- Task to carry out: Quote every line as given.

- Data rows:
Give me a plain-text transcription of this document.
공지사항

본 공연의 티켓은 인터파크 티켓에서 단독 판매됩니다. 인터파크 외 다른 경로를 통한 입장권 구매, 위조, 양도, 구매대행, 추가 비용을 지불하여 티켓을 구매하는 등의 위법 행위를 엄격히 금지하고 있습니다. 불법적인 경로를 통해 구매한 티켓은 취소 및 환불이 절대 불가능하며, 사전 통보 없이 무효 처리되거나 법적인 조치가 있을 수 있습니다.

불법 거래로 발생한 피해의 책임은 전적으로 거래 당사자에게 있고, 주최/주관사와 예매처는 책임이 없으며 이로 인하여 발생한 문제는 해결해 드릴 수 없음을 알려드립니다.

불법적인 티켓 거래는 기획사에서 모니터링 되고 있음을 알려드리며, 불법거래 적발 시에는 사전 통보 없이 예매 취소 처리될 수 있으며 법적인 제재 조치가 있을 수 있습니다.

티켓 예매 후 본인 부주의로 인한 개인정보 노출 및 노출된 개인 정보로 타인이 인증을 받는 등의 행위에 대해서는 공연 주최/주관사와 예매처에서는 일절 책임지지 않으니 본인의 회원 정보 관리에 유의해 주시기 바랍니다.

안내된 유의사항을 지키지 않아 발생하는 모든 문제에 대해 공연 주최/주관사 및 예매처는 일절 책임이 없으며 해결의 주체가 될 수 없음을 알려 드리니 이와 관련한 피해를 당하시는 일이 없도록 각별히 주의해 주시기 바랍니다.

- The response:
Give me a plain-text transcription of this document.
공지사항

본 공연의 티켓은 인터파크 티켓에서 단독 판매됩니다. 인터파크 외 다른 경로를 통한 입장권 구매, 위조, 양도, 구매대행, 추가 비용을 지불하여 티켓을 구매하는 등의 위법 행위를 엄격히 금지하고 있습니다. 불법적인 경로를 통해 구매한 티켓은 취소 및 환불이 절대 불가능하며, 사전 통보 없이 무효 처리되거나 법적인 조치가 있을 수 있습니다.

불법 거래로 발생한 피해의 책임은 전적으로 거래 당사자에게 있고, 주최/주관사와 예매처는 책임이 없으며 이로 인하여 발생한 문제는 해결해 드릴 수 없음을 알려드립니다.

불법적인 티켓 거래는 기획사에서 모니터링 되고 있음을 알려드리며, 불법거래 적발 시에는 사전 통보 없이 예매 취소 처리될 수 있으며 법적인 제재 조치가 있을 수 있습니다.

티켓 예매 후 본인 부주의로 인한 개인정보 노출 및 노출된 개인 정보로 타인이 인증을 받는 등의 행위에 대해서는 공연 주최/주관사와 예매처에서는 일절 책임지지 않으니 본인의 회원 정보 관리에 유의해 주시기 바랍니다.

안내된 유의사항을 지키지 않아 발생하는 모든 문제에 대해 공연 주최/주관사 및 예매처는 일절 책임이 없으며 해결의 주체가 될 수 없음을 알려 드리니 이와 관련한 피해를 당하시는 일이 없도록 각별히 주의해 주시기 바랍니다.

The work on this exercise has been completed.